→ **Problem statement**
Below is a set of records. Repeat all of them exactly.

→ **Given information**
##############################

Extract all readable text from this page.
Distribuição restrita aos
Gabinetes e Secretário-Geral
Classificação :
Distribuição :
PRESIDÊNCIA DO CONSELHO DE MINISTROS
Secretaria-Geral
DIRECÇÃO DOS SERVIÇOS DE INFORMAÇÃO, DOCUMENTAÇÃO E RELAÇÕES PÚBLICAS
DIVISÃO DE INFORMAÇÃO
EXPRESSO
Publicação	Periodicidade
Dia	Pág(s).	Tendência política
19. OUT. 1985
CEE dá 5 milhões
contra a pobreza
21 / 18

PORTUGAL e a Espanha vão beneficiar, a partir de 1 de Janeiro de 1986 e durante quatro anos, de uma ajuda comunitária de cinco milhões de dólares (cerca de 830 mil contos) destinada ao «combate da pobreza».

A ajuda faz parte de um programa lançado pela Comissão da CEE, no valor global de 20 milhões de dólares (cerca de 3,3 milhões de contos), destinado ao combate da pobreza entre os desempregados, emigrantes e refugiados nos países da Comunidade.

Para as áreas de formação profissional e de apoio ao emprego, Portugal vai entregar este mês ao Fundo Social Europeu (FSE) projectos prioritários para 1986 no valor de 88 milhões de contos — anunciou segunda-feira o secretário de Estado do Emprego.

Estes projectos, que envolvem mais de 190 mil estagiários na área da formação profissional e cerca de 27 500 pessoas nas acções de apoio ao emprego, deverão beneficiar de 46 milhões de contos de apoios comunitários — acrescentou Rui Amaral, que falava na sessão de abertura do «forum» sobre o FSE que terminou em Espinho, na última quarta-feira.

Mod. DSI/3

##############################

→ **Result below**
Extract all readable text from this page.
Distribuição restrita aos
Gabinetes e Secretário-Geral
Classificação :
Distribuição :
PRESIDÊNCIA DO CONSELHO DE MINISTROS
Secretaria-Geral
DIRECÇÃO DOS SERVIÇOS DE INFORMAÇÃO, DOCUMENTAÇÃO E RELAÇÕES PÚBLICAS
DIVISÃO DE INFORMAÇÃO
EXPRESSO
Publicação	Periodicidade
Dia	Pág(s).	Tendência política
19. OUT. 1985
CEE dá 5 milhões
contra a pobreza
21 / 18

PORTUGAL e a Espanha vão beneficiar, a partir de 1 de Janeiro de 1986 e durante quatro anos, de uma ajuda comunitária de cinco milhões de dólares (cerca de 830 mil contos) destinada ao «combate da pobreza».

A ajuda faz parte de um programa lançado pela Comissão da CEE, no valor global de 20 milhões de dólares (cerca de 3,3 milhões de contos), destinado ao combate da pobreza entre os desempregados, emigrantes e refugiados nos países da Comunidade.

Para as áreas de formação profissional e de apoio ao emprego, Portugal vai entregar este mês ao Fundo Social Europeu (FSE) projectos prioritários para 1986 no valor de 88 milhões de contos — anunciou segunda-feira o secretário de Estado do Emprego.

Estes projectos, que envolvem mais de 190 mil estagiários na área da formação profissional e cerca de 27 500 pessoas nas acções de apoio ao emprego, deverão beneficiar de 46 milhões de contos de apoios comunitários — acrescentou Rui Amaral, que falava na sessão de abertura do «forum» sobre o FSE que terminou em Espinho, na última quarta-feira.

Mod. DSI/3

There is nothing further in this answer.